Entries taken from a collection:
---

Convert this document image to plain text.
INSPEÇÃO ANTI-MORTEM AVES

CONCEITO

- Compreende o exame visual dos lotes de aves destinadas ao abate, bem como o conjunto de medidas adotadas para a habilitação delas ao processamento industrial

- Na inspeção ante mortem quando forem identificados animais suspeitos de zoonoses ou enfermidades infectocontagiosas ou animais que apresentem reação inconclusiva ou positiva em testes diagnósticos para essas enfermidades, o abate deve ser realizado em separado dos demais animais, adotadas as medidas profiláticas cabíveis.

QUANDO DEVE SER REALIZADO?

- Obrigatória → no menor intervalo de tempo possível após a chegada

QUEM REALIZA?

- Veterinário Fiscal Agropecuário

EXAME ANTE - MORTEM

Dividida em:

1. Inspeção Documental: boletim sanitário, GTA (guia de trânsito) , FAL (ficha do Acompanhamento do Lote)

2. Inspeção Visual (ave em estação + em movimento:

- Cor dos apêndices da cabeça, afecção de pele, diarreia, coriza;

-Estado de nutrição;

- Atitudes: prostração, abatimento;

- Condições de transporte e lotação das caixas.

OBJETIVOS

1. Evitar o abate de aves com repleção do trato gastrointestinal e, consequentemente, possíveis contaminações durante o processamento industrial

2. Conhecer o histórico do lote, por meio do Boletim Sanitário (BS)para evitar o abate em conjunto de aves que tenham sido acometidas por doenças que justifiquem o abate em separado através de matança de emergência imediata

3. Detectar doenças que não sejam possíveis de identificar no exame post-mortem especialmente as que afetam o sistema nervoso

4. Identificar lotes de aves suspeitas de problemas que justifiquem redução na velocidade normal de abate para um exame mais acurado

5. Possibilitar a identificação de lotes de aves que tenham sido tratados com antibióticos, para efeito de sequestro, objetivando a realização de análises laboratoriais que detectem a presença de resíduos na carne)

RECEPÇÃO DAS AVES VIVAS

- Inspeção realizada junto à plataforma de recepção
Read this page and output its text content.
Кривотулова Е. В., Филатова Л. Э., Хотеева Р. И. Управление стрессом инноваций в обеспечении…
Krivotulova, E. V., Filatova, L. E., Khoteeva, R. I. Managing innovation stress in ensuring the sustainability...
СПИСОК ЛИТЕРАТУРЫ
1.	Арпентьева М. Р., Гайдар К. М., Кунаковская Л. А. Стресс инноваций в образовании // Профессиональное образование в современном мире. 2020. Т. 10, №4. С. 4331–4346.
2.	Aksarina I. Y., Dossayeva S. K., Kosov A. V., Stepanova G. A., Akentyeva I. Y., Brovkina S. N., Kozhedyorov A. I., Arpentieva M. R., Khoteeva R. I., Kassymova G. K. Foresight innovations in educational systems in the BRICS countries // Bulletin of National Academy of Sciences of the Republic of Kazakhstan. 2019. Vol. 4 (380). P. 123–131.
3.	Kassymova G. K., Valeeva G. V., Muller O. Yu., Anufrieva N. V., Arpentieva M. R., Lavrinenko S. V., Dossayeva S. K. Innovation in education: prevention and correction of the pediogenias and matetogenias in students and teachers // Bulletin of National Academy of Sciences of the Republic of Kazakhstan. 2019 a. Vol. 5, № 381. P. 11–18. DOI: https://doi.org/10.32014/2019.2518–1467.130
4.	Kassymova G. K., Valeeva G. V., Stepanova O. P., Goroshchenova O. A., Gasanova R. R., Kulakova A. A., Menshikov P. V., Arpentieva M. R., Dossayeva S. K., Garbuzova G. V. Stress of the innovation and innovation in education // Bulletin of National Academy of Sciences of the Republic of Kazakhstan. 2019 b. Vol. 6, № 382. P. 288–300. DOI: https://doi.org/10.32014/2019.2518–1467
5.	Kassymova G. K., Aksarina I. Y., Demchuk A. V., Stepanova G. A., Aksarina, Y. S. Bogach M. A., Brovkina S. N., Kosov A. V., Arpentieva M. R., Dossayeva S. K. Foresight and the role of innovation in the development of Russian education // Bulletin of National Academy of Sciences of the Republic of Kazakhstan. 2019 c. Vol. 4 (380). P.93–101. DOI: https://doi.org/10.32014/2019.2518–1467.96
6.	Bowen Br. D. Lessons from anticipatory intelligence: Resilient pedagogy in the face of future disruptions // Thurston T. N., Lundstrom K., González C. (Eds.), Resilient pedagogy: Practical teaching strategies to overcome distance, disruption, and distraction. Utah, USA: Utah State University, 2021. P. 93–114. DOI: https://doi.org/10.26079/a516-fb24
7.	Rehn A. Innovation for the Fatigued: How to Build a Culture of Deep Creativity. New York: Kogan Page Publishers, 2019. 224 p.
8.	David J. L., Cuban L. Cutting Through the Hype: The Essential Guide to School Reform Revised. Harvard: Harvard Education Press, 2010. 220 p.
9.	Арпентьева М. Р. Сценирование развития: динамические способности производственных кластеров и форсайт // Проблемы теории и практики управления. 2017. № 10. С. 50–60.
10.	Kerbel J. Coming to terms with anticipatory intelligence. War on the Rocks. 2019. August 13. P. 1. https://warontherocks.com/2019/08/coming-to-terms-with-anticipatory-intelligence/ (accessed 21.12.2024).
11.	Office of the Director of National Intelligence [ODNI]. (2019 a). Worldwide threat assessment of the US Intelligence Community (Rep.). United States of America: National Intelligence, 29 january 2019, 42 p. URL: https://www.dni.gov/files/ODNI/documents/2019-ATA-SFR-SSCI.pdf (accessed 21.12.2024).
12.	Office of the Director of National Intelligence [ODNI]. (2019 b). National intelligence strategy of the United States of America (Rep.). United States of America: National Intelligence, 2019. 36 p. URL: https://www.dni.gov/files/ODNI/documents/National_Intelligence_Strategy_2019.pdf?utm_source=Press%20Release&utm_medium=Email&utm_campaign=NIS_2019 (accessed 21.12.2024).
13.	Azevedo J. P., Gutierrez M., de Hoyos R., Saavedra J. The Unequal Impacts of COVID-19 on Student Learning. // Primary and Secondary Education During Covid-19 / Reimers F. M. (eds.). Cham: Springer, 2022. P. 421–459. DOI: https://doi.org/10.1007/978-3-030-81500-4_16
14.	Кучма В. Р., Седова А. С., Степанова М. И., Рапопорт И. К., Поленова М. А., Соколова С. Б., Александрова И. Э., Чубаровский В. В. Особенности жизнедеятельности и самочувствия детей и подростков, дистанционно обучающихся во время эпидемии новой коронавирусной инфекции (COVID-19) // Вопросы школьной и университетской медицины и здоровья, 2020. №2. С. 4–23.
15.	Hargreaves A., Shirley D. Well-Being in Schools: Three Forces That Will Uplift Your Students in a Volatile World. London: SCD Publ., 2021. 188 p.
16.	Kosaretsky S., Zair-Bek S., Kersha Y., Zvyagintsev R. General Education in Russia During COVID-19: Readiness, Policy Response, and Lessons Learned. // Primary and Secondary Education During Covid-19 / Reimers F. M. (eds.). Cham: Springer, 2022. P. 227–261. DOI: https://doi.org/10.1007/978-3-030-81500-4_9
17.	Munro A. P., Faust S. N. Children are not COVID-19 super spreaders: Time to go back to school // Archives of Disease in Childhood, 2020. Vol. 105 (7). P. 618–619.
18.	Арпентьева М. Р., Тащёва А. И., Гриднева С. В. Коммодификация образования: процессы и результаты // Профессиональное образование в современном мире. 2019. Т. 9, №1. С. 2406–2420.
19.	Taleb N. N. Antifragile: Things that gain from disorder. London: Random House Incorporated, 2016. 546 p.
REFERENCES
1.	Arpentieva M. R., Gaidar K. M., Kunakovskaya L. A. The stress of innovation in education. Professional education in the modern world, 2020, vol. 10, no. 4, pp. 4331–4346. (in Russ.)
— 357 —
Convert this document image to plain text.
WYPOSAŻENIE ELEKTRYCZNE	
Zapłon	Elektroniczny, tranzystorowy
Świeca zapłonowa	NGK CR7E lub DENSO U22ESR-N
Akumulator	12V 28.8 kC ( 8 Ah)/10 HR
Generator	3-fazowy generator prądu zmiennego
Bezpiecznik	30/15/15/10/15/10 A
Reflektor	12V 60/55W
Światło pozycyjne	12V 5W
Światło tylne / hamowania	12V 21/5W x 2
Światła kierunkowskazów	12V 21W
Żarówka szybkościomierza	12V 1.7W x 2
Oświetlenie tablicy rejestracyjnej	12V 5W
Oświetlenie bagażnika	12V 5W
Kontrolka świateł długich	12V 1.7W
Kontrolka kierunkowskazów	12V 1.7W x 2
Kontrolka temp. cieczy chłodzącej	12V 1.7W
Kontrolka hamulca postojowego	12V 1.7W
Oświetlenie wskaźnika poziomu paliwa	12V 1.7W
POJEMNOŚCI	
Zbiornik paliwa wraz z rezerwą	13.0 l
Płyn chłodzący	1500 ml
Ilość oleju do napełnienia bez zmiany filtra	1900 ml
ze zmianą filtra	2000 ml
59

---

(Task goal) Identify every line holding the word "lotes" and copy it out.

(Task solution)
- Compreende o exame visual dos lotes de aves destinadas ao abate, bem como o conjunto de medidas adotadas para a habilitação delas ao processamento industrial
4. Identificar lotes de aves suspeitas de problemas que justifiquem redução na velocidade normal de abate para um exame mais acurado
5. Possibilitar a identificação de lotes de aves que tenham sido tratados com antibióticos, para efeito de sequestro, objetivando a realização de análises laboratoriais que detectem a presença de resíduos na carne)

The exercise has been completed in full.